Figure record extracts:
● ● ●
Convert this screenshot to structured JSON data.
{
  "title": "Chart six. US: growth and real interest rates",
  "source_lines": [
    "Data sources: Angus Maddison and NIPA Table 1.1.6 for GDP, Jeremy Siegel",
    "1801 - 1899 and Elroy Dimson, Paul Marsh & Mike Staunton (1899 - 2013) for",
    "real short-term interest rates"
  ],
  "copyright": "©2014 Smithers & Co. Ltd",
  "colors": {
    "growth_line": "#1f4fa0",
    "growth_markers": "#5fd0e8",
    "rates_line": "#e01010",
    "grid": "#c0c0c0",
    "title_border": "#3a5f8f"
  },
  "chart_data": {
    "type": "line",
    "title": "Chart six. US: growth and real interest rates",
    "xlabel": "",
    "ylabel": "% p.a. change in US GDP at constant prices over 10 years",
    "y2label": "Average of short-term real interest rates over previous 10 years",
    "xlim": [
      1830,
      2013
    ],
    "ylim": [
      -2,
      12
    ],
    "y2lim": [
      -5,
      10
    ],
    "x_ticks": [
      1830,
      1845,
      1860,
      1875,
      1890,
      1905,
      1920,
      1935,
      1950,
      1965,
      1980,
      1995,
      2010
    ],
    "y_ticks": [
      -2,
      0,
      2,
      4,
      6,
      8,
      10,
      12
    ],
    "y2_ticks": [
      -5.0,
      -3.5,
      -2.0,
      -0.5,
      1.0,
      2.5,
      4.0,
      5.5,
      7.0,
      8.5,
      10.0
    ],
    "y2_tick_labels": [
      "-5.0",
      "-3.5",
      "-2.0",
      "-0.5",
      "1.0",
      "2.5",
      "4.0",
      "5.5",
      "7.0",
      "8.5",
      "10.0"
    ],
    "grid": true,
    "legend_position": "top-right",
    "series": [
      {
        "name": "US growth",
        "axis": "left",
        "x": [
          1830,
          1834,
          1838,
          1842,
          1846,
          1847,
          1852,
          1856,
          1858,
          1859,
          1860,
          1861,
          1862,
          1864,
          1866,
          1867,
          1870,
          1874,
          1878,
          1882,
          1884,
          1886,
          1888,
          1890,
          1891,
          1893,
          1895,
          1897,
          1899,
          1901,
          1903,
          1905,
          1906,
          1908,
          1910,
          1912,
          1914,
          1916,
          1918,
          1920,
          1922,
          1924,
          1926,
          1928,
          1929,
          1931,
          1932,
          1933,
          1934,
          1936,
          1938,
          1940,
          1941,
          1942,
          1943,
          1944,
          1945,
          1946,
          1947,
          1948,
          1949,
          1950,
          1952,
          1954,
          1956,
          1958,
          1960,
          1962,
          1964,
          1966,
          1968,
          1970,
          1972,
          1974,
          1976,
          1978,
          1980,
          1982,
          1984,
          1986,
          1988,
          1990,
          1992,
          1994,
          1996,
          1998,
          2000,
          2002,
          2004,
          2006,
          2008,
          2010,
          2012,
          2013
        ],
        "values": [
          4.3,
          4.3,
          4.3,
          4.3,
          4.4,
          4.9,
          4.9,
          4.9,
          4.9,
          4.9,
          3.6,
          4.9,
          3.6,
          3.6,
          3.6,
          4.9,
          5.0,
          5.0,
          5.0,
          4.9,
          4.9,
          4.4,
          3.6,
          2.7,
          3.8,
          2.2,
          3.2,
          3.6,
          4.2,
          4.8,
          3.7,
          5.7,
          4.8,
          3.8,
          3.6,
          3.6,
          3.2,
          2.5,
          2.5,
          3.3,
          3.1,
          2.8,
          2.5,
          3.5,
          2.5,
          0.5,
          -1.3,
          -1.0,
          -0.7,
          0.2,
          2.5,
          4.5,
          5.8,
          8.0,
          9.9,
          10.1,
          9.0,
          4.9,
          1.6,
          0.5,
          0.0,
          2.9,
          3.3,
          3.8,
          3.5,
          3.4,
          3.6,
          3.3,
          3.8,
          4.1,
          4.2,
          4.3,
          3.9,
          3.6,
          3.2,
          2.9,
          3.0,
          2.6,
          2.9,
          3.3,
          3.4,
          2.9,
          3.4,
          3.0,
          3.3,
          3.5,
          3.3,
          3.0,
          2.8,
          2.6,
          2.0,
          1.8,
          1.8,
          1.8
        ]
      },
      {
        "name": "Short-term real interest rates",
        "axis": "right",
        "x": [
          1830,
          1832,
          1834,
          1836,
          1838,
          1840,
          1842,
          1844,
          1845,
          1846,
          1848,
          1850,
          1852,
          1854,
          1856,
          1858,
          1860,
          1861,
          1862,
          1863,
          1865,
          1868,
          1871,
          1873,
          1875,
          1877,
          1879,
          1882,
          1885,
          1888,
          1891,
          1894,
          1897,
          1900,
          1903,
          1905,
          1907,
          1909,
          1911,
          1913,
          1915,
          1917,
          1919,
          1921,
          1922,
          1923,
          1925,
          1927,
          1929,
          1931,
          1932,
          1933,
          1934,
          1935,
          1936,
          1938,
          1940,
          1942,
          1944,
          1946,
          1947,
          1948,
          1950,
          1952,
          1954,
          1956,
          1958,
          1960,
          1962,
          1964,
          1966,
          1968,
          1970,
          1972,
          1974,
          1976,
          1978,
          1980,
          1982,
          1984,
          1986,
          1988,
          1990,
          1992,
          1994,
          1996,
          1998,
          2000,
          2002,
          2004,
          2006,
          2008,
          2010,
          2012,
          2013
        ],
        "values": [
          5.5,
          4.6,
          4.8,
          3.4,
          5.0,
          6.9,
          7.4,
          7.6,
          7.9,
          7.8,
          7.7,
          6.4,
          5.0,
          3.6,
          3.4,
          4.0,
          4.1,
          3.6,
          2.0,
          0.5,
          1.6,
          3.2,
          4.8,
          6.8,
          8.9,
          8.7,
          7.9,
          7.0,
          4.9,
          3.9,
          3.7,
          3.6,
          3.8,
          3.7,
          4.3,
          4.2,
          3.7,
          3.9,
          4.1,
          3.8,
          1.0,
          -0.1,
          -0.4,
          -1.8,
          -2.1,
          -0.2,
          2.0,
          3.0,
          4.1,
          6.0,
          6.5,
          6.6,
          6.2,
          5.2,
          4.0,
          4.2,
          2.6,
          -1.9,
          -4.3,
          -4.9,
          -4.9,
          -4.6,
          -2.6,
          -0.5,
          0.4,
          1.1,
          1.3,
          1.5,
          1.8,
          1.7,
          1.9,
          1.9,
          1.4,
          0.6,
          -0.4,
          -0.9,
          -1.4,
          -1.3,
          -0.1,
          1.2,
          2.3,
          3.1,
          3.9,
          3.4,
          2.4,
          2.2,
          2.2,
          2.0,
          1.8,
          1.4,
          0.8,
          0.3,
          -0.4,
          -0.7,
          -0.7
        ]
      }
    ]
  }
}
● ● ●
> _Written exercise_
List each line in the listing that contains the string "name".

> _Reply to the task_
        "name": "US growth",
        "name": "Short-term real interest rates",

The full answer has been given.